Stored items
::::::::::

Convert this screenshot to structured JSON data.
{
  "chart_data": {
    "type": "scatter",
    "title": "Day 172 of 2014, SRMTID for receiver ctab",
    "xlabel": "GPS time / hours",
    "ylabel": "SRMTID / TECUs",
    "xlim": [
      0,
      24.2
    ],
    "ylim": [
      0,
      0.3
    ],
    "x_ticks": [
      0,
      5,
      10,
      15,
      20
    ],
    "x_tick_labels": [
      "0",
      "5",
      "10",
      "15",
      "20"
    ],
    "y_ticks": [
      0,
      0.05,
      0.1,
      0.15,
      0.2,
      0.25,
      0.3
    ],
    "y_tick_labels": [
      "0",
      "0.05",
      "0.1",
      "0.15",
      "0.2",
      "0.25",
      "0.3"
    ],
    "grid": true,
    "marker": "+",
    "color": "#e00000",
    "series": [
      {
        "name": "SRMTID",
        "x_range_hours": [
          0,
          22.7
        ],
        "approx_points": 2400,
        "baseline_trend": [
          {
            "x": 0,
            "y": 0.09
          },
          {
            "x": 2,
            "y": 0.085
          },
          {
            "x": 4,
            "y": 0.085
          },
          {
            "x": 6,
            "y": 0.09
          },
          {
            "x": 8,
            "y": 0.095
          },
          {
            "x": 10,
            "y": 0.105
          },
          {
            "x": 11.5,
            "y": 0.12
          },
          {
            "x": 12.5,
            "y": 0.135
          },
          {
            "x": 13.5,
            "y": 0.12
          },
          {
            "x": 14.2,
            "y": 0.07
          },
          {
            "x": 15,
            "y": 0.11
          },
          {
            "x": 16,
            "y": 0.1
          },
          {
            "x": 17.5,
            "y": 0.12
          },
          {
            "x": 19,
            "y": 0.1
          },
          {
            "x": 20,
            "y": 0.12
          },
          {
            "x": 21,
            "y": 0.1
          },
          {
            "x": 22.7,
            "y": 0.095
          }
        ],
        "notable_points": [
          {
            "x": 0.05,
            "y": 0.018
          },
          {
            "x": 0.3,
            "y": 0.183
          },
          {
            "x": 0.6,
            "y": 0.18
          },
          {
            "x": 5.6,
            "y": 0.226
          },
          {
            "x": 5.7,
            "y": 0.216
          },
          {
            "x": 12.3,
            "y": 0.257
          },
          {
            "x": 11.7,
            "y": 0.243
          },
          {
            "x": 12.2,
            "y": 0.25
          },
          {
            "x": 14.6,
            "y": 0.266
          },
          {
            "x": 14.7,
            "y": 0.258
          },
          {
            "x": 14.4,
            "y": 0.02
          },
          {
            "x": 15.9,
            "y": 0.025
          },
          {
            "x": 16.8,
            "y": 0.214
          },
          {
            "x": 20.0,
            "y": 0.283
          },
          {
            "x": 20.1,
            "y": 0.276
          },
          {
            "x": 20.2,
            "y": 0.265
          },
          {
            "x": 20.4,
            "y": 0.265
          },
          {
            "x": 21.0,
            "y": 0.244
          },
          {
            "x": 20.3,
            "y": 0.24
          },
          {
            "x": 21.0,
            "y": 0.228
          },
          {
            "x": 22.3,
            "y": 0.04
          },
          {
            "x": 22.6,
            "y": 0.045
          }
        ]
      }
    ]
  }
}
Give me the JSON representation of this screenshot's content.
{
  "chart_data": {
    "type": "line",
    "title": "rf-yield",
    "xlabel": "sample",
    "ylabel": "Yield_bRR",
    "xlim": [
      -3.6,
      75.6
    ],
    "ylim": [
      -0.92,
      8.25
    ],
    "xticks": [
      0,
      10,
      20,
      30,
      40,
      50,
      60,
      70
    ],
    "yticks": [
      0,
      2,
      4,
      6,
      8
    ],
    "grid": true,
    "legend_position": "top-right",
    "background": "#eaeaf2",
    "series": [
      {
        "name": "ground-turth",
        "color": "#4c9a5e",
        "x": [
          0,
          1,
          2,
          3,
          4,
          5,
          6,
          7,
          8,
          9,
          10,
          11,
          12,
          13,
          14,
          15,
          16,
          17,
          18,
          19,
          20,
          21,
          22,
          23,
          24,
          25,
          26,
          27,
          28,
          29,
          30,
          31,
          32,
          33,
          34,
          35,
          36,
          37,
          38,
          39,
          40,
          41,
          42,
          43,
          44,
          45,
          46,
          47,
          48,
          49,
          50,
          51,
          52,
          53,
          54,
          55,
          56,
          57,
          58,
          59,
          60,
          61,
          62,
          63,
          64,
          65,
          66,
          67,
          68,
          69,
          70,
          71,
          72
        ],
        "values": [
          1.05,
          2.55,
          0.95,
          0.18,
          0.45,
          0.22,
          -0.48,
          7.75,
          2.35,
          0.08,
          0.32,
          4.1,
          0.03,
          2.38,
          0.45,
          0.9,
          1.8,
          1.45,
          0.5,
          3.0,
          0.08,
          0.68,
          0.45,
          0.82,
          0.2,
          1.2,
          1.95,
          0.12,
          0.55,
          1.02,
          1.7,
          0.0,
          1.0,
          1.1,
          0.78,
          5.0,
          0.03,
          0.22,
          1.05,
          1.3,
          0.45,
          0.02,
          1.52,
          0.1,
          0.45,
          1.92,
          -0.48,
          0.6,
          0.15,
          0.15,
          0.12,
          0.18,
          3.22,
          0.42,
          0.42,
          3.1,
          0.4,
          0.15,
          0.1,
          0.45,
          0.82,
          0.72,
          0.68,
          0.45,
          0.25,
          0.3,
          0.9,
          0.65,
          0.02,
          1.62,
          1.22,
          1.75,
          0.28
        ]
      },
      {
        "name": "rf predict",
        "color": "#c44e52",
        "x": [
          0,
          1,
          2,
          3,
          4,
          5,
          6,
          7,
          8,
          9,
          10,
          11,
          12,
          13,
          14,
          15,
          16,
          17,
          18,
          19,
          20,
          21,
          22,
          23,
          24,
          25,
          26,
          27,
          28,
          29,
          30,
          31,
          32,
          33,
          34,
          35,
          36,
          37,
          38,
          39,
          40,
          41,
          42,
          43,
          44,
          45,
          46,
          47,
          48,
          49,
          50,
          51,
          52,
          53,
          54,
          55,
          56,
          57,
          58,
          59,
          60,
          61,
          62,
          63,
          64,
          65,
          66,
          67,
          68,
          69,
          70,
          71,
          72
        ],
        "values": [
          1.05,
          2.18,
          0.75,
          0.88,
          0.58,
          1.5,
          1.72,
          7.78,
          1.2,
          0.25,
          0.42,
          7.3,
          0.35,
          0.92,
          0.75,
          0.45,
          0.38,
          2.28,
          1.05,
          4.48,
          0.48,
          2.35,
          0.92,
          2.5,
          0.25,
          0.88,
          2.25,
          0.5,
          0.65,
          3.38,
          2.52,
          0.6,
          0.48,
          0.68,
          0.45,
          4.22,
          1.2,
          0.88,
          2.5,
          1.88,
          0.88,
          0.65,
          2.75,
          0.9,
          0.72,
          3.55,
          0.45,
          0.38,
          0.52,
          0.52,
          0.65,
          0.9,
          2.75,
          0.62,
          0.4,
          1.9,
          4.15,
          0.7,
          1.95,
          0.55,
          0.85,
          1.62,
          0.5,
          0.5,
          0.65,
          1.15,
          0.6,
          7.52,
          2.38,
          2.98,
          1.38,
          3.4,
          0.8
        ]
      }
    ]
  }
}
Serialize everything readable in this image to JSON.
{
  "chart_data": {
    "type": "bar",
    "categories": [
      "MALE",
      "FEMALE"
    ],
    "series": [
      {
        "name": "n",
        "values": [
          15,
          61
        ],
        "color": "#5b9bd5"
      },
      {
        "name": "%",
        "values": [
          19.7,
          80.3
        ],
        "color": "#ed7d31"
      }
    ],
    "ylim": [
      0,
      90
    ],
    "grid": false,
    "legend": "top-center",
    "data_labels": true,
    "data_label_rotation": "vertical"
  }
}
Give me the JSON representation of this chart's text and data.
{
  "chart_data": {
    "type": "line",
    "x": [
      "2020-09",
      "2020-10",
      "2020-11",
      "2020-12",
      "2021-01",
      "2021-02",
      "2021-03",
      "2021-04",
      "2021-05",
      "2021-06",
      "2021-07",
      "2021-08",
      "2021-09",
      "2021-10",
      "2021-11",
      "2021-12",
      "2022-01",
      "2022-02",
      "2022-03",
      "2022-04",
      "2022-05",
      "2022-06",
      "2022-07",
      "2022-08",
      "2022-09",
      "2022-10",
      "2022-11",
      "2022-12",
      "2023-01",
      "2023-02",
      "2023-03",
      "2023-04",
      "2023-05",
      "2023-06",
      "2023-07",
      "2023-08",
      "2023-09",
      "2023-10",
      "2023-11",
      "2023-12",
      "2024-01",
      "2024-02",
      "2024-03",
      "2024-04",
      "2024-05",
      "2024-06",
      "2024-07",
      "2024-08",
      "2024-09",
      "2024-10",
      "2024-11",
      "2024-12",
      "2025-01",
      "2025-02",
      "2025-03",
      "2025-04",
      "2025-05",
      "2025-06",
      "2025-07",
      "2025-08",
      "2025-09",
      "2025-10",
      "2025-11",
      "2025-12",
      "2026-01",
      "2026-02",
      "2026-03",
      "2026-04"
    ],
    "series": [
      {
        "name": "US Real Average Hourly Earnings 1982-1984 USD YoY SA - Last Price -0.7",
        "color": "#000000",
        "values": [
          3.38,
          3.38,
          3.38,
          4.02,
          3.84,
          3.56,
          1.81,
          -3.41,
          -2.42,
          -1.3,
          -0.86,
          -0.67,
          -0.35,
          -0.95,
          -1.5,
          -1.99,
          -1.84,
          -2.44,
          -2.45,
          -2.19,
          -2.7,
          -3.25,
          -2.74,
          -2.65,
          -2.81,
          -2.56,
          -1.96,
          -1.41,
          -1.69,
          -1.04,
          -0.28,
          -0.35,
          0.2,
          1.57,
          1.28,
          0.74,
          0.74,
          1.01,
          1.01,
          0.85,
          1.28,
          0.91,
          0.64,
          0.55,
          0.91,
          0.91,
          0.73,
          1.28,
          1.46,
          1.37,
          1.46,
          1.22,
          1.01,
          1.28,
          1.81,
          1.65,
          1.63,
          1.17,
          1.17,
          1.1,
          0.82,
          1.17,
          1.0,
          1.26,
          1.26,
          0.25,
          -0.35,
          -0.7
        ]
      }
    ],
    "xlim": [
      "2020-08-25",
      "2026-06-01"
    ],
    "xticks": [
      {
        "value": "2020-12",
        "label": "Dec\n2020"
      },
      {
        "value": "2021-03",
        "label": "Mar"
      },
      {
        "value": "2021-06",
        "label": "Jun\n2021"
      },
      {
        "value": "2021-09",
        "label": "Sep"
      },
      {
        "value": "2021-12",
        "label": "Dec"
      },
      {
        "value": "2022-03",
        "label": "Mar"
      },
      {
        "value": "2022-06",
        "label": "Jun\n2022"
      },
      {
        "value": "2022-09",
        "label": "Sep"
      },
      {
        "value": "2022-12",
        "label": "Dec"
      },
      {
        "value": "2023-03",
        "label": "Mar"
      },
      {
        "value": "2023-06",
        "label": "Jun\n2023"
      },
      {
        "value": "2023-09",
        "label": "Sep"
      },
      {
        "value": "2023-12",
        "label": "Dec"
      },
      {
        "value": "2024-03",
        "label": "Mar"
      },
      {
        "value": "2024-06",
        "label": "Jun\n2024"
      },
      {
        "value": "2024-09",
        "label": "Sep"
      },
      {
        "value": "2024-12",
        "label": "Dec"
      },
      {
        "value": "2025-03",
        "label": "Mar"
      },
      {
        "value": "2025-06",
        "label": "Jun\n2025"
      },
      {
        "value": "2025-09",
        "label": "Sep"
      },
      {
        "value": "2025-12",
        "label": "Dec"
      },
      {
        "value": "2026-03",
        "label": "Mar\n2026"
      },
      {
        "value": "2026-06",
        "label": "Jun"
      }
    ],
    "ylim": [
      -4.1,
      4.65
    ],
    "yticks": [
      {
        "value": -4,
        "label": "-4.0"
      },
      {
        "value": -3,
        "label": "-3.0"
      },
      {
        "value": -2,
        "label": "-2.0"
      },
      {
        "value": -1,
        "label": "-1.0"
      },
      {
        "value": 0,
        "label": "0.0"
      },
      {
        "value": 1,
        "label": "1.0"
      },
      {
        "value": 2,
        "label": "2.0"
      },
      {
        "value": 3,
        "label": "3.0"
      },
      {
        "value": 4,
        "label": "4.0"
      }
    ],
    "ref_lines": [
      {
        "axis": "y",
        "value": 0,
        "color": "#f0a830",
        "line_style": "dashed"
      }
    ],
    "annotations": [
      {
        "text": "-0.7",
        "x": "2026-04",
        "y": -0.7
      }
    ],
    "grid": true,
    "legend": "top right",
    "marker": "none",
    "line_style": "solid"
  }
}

::::::::::

### [WHAT IS BEING ASKED]
Using the records above, find and show each line with the string "name".

### [EXERCISE RESPONSE]
        "name": "SRMTID",
        "name": "ground-turth",
        "name": "rf predict",
        "name": "n",
        "name": "%",
        "name": "US Real Average Hourly Earnings 1982-1984 USD YoY SA - Last Price -0.7",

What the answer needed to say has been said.